Exercise aim: Return each line of the records with nothing changed, pictures excepted.

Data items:
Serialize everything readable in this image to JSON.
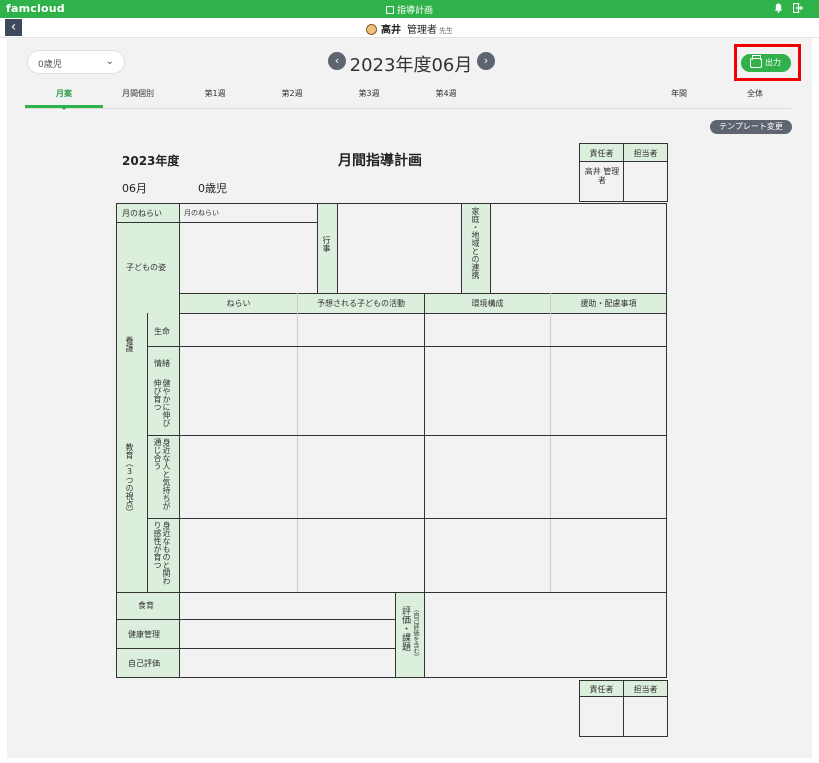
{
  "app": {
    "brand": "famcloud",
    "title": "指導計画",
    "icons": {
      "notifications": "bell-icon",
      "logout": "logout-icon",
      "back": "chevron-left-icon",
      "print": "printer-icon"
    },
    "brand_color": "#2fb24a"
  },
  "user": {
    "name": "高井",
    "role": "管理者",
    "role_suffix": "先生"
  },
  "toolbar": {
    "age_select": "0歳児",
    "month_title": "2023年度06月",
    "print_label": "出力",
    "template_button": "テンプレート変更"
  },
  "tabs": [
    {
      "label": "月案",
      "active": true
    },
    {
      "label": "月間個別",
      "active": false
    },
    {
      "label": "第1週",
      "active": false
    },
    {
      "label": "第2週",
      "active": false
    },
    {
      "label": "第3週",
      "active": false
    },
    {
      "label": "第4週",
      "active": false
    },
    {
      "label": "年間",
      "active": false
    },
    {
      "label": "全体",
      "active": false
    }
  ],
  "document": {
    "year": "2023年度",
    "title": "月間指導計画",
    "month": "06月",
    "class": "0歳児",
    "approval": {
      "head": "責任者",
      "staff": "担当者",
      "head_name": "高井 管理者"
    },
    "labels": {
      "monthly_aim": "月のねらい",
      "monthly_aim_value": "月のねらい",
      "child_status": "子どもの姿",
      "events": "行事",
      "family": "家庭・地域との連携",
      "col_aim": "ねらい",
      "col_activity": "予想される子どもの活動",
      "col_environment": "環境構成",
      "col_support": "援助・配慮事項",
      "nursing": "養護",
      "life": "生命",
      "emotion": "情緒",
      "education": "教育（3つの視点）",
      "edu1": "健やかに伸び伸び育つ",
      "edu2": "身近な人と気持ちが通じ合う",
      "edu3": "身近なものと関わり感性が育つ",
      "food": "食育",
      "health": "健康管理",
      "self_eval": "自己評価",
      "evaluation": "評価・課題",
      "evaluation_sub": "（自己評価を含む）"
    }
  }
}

Solution to this exercise:
Serialize everything readable in this image to JSON.
{
  "app": {
    "brand": "famcloud",
    "title": "指導計画",
    "icons": {
      "notifications": "bell-icon",
      "logout": "logout-icon",
      "back": "chevron-left-icon",
      "print": "printer-icon"
    },
    "brand_color": "#2fb24a"
  },
  "user": {
    "name": "高井",
    "role": "管理者",
    "role_suffix": "先生"
  },
  "toolbar": {
    "age_select": "0歳児",
    "month_title": "2023年度06月",
    "print_label": "出力",
    "template_button": "テンプレート変更"
  },
  "tabs": [
    {
      "label": "月案",
      "active": true
    },
    {
      "label": "月間個別",
      "active": false
    },
    {
      "label": "第1週",
      "active": false
    },
    {
      "label": "第2週",
      "active": false
    },
    {
      "label": "第3週",
      "active": false
    },
    {
      "label": "第4週",
      "active": false
    },
    {
      "label": "年間",
      "active": false
    },
    {
      "label": "全体",
      "active": false
    }
  ],
  "document": {
    "year": "2023年度",
    "title": "月間指導計画",
    "month": "06月",
    "class": "0歳児",
    "approval": {
      "head": "責任者",
      "staff": "担当者",
      "head_name": "高井 管理者"
    },
    "labels": {
      "monthly_aim": "月のねらい",
      "monthly_aim_value": "月のねらい",
      "child_status": "子どもの姿",
      "events": "行事",
      "family": "家庭・地域との連携",
      "col_aim": "ねらい",
      "col_activity": "予想される子どもの活動",
      "col_environment": "環境構成",
      "col_support": "援助・配慮事項",
      "nursing": "養護",
      "life": "生命",
      "emotion": "情緒",
      "education": "教育（3つの視点）",
      "edu1": "健やかに伸び伸び育つ",
      "edu2": "身近な人と気持ちが通じ合う",
      "edu3": "身近なものと関わり感性が育つ",
      "food": "食育",
      "health": "健康管理",
      "self_eval": "自己評価",
      "evaluation": "評価・課題",
      "evaluation_sub": "（自己評価を含む）"
    }
  }
}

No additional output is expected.